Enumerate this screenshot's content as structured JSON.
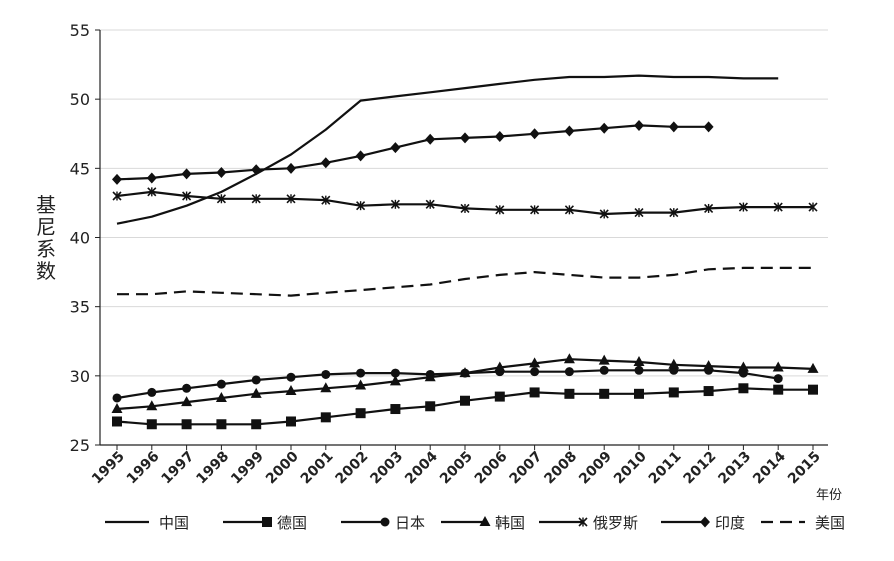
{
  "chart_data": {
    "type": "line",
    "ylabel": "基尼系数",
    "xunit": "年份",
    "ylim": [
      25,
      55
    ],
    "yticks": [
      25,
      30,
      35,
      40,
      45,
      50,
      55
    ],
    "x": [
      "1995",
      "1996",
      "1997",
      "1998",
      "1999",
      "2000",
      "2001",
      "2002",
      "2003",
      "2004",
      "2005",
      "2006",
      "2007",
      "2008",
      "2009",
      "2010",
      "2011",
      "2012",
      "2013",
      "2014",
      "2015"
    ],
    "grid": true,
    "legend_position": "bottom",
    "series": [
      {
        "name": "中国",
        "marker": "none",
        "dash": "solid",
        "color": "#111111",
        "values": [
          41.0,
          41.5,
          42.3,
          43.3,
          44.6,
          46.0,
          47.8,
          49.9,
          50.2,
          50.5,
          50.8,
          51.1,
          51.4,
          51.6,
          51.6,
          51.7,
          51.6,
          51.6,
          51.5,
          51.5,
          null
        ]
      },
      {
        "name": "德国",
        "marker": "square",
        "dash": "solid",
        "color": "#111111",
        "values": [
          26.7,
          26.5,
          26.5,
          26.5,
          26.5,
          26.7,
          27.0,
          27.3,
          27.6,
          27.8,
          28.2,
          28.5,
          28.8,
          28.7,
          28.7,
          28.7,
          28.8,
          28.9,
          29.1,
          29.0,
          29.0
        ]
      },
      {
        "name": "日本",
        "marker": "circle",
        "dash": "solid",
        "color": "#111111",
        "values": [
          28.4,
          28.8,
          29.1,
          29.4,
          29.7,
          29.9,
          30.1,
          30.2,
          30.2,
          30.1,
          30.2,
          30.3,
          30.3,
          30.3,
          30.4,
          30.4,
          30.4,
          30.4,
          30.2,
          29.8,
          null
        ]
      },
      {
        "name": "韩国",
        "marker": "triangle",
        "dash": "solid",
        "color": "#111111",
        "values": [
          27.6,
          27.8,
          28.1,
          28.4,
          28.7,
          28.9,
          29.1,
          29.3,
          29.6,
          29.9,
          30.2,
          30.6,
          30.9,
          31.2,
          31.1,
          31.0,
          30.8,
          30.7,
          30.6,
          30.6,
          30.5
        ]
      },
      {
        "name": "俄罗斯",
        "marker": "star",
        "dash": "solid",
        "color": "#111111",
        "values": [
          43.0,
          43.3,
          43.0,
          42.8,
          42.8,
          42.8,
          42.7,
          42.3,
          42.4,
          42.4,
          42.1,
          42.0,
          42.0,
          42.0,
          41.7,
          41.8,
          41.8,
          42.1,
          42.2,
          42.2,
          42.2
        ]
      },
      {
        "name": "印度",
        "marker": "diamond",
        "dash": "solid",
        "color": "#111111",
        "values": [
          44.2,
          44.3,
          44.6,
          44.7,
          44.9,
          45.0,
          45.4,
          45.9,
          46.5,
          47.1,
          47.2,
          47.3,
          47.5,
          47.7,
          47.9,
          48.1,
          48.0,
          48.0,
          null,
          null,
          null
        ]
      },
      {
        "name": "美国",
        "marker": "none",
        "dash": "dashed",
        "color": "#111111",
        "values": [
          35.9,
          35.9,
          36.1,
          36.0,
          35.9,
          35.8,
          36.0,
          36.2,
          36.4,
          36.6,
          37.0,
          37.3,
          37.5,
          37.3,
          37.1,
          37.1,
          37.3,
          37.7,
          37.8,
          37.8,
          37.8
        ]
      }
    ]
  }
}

-*-

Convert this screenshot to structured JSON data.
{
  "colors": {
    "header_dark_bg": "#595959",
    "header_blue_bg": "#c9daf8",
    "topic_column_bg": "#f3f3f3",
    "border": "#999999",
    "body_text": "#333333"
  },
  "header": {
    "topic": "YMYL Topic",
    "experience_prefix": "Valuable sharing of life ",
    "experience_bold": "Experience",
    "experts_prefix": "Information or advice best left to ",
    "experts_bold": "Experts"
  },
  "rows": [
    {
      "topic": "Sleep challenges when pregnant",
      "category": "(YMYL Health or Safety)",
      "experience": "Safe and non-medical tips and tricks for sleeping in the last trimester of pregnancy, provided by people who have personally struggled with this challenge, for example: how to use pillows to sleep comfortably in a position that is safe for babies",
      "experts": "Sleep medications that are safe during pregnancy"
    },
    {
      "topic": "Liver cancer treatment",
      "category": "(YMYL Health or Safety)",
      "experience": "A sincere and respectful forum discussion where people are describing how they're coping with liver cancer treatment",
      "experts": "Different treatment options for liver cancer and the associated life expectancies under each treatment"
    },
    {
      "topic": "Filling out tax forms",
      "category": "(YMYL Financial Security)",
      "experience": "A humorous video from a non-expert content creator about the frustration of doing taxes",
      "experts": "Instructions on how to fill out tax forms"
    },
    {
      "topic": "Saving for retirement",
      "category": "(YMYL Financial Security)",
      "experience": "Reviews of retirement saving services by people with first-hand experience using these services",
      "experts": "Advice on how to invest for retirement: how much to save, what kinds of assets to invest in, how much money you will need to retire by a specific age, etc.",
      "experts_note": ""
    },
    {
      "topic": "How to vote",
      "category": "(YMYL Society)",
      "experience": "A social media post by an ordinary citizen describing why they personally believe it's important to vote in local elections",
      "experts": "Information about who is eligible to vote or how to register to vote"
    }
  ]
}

-*-

EXERCISE DESCRIPTION:
Copy out every line where the word "name" occurs.

SOLUTION:
        "name": "中国",
        "name": "德国",
        "name": "日本",
        "name": "韩国",
        "name": "俄罗斯",
        "name": "印度",
        "name": "美国",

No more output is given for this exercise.